(Dataset records on visual material)

>>>>>

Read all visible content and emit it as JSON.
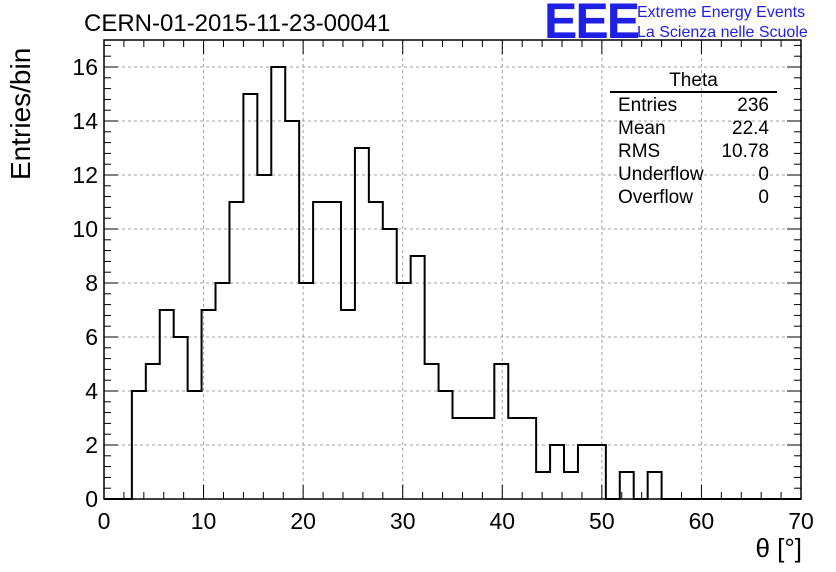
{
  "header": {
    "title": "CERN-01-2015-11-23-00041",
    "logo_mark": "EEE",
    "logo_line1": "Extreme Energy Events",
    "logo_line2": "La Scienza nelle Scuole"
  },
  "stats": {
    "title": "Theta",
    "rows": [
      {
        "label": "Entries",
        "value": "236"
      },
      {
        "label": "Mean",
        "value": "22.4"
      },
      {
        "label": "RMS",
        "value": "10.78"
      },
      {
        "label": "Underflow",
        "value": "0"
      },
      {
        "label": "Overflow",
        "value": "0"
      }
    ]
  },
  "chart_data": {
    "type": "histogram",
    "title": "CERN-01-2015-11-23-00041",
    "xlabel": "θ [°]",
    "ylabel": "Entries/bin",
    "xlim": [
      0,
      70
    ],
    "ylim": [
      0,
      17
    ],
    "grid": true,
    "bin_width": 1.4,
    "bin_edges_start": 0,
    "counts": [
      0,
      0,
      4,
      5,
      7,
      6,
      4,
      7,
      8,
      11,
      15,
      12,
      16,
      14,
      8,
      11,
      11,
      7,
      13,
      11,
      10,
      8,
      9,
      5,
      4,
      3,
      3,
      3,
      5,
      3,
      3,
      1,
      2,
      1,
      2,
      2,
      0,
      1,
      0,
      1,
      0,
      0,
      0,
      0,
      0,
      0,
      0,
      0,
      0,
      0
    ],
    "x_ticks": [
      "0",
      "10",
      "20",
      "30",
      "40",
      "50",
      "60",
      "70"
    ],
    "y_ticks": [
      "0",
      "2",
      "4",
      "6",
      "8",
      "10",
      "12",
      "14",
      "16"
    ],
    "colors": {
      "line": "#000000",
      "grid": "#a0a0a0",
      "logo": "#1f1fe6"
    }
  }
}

<<<<<
>>>>>

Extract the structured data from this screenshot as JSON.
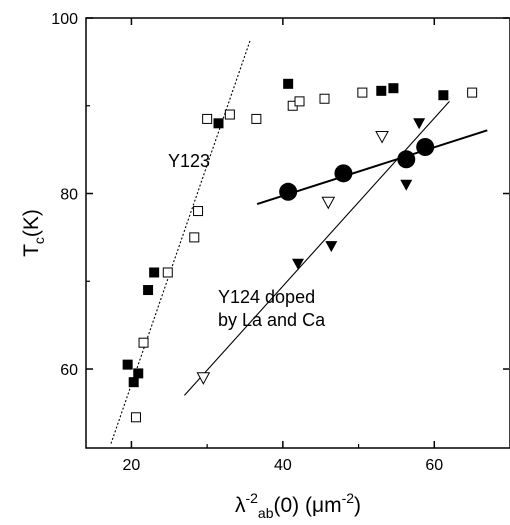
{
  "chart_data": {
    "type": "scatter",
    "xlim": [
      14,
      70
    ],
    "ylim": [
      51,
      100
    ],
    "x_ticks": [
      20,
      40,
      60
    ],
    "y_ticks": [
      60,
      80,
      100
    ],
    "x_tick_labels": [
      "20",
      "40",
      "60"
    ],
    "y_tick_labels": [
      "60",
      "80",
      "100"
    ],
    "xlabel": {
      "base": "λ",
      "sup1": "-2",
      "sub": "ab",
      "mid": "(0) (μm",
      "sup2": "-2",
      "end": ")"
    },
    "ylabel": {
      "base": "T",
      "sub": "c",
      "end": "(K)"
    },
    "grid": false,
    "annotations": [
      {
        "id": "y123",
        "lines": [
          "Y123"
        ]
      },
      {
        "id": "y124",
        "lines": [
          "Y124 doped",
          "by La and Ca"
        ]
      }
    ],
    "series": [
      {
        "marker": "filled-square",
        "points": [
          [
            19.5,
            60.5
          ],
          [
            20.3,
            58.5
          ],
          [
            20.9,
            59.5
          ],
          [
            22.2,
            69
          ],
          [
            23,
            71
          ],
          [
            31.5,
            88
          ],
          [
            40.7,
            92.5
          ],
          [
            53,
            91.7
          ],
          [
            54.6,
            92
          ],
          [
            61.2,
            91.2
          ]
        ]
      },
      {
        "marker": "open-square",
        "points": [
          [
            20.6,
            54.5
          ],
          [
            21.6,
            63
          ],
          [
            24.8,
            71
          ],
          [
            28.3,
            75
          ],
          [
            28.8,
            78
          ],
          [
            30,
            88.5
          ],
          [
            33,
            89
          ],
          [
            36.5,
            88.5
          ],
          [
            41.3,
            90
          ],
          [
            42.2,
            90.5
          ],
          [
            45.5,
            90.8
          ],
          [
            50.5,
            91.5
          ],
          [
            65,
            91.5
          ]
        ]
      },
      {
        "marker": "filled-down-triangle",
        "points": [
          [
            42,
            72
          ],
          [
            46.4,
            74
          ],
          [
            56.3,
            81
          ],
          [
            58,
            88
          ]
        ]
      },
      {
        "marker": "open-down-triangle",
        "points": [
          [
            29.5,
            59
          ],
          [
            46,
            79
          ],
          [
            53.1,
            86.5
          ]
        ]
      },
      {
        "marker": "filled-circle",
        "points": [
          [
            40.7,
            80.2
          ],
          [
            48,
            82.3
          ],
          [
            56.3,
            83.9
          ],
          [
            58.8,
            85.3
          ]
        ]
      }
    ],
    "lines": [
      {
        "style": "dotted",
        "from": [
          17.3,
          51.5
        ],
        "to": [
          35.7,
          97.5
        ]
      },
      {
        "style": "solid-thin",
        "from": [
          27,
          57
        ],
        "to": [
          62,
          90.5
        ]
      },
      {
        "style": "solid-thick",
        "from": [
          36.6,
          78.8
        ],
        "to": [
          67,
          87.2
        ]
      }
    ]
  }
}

<<<<<
>>>>>

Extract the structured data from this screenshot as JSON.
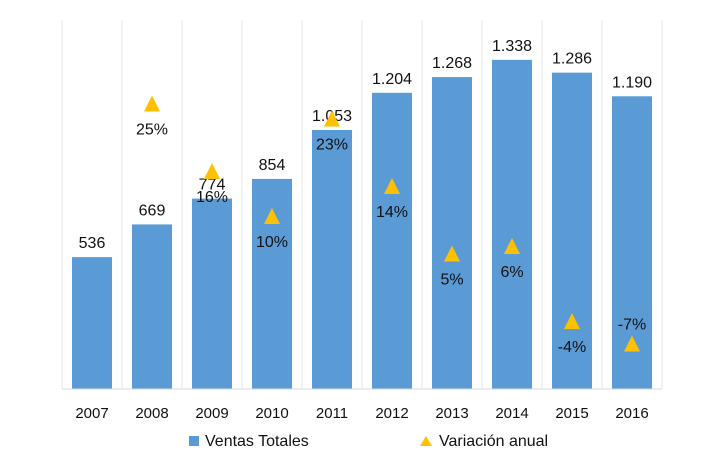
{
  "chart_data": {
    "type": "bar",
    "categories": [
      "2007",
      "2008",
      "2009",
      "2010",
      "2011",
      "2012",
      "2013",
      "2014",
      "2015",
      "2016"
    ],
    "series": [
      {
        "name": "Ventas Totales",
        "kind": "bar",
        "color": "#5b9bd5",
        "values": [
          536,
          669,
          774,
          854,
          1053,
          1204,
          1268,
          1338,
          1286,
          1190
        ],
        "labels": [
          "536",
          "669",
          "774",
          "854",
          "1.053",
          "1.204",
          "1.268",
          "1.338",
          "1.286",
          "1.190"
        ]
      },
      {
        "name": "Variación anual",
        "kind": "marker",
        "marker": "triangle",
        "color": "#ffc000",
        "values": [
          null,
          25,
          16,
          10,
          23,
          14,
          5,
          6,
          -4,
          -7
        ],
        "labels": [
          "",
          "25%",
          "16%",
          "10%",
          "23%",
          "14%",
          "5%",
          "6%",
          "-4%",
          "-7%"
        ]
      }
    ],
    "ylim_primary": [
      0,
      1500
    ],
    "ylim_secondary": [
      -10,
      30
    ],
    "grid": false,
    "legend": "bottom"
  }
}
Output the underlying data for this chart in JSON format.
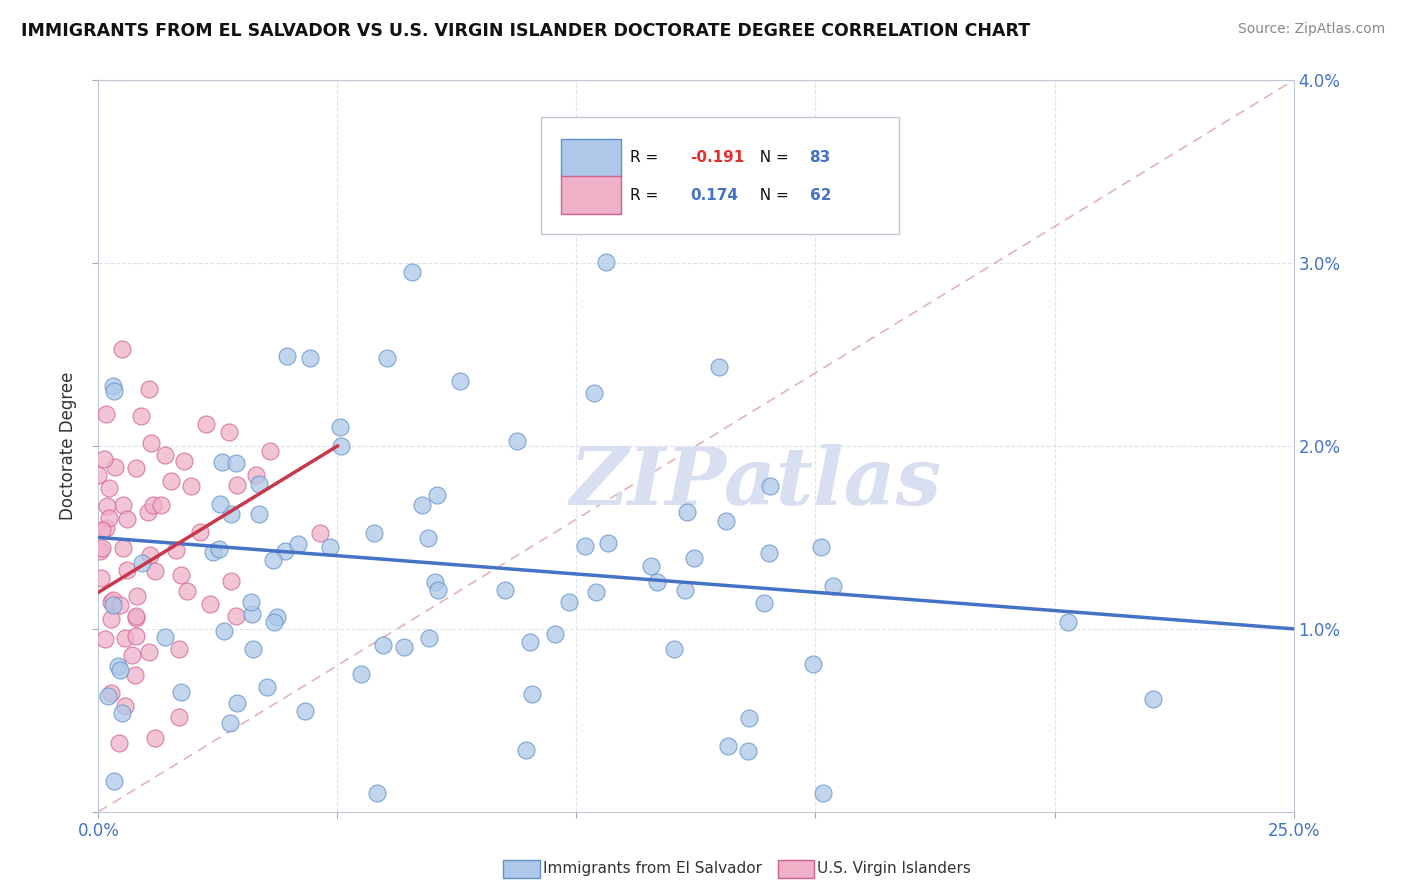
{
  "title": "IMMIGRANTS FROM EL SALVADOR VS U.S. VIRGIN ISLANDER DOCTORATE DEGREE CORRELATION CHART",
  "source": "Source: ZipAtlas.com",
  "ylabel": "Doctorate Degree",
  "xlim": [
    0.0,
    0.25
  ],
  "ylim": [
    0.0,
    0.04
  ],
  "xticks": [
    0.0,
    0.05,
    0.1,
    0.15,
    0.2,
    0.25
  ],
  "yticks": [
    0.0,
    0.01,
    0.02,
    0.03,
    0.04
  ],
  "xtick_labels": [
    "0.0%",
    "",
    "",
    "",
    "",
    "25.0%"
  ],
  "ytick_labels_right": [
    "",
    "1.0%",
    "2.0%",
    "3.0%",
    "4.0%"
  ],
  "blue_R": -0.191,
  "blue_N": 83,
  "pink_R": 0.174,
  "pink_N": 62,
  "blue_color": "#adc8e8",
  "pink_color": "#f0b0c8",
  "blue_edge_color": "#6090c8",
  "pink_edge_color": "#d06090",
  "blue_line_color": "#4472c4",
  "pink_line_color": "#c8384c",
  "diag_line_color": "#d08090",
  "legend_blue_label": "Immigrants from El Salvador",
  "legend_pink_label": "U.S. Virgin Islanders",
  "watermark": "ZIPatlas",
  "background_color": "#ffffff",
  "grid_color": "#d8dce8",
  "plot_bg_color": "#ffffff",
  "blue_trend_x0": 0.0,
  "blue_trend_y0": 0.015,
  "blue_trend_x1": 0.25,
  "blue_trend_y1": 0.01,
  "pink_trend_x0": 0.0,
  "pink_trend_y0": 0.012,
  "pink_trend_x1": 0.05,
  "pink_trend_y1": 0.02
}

<<<<<

Collect from the data above every line that includes "ffffff".

  "background_color": "#ffffff",
  "plot_bg_color": "#ffffff",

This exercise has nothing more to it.